__Problem requirements__
Each record below should appear again exactly as written.

__Data to process__
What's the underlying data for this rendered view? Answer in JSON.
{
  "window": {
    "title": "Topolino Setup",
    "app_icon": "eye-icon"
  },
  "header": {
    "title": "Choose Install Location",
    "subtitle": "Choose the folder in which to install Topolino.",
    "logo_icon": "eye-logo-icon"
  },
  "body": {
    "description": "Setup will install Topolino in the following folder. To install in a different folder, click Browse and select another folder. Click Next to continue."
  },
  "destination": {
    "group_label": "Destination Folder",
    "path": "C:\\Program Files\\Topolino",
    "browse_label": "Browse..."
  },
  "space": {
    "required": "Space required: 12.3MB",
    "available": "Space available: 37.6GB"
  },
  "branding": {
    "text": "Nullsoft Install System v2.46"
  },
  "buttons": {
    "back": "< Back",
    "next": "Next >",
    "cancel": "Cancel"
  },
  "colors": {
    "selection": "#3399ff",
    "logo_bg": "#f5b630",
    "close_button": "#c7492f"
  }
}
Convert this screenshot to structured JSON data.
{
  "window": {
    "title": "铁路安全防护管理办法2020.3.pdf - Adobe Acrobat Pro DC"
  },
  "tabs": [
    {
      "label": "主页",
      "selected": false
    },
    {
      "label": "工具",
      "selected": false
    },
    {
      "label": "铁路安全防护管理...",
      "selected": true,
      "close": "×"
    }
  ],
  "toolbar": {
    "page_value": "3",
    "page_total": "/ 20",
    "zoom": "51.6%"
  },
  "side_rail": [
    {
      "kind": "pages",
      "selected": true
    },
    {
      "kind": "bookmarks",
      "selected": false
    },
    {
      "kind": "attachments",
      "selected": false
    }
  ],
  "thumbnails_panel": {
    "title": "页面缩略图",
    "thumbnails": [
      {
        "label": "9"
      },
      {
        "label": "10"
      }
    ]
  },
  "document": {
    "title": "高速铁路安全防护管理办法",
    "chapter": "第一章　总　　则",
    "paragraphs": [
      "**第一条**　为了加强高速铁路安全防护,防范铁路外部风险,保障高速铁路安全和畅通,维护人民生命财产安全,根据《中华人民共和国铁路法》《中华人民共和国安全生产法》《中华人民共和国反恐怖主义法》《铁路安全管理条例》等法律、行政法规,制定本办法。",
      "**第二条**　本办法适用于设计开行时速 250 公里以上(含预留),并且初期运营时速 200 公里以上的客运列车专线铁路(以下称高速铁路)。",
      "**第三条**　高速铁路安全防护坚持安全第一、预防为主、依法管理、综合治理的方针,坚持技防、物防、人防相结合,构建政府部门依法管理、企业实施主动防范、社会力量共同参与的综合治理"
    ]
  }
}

__Correct result__
What's the underlying data for this rendered view? Answer in JSON.
{
  "window": {
    "title": "Topolino Setup",
    "app_icon": "eye-icon"
  },
  "header": {
    "title": "Choose Install Location",
    "subtitle": "Choose the folder in which to install Topolino.",
    "logo_icon": "eye-logo-icon"
  },
  "body": {
    "description": "Setup will install Topolino in the following folder. To install in a different folder, click Browse and select another folder. Click Next to continue."
  },
  "destination": {
    "group_label": "Destination Folder",
    "path": "C:\\Program Files\\Topolino",
    "browse_label": "Browse..."
  },
  "space": {
    "required": "Space required: 12.3MB",
    "available": "Space available: 37.6GB"
  },
  "branding": {
    "text": "Nullsoft Install System v2.46"
  },
  "buttons": {
    "back": "< Back",
    "next": "Next >",
    "cancel": "Cancel"
  },
  "colors": {
    "selection": "#3399ff",
    "logo_bg": "#f5b630",
    "close_button": "#c7492f"
  }
}
Convert this screenshot to structured JSON data.
{
  "window": {
    "title": "铁路安全防护管理办法2020.3.pdf - Adobe Acrobat Pro DC"
  },
  "tabs": [
    {
      "label": "主页",
      "selected": false
    },
    {
      "label": "工具",
      "selected": false
    },
    {
      "label": "铁路安全防护管理...",
      "selected": true,
      "close": "×"
    }
  ],
  "toolbar": {
    "page_value": "3",
    "page_total": "/ 20",
    "zoom": "51.6%"
  },
  "side_rail": [
    {
      "kind": "pages",
      "selected": true
    },
    {
      "kind": "bookmarks",
      "selected": false
    },
    {
      "kind": "attachments",
      "selected": false
    }
  ],
  "thumbnails_panel": {
    "title": "页面缩略图",
    "thumbnails": [
      {
        "label": "9"
      },
      {
        "label": "10"
      }
    ]
  },
  "document": {
    "title": "高速铁路安全防护管理办法",
    "chapter": "第一章　总　　则",
    "paragraphs": [
      "**第一条**　为了加强高速铁路安全防护,防范铁路外部风险,保障高速铁路安全和畅通,维护人民生命财产安全,根据《中华人民共和国铁路法》《中华人民共和国安全生产法》《中华人民共和国反恐怖主义法》《铁路安全管理条例》等法律、行政法规,制定本办法。",
      "**第二条**　本办法适用于设计开行时速 250 公里以上(含预留),并且初期运营时速 200 公里以上的客运列车专线铁路(以下称高速铁路)。",
      "**第三条**　高速铁路安全防护坚持安全第一、预防为主、依法管理、综合治理的方针,坚持技防、物防、人防相结合,构建政府部门依法管理、企业实施主动防范、社会力量共同参与的综合治理"
    ]
  }
}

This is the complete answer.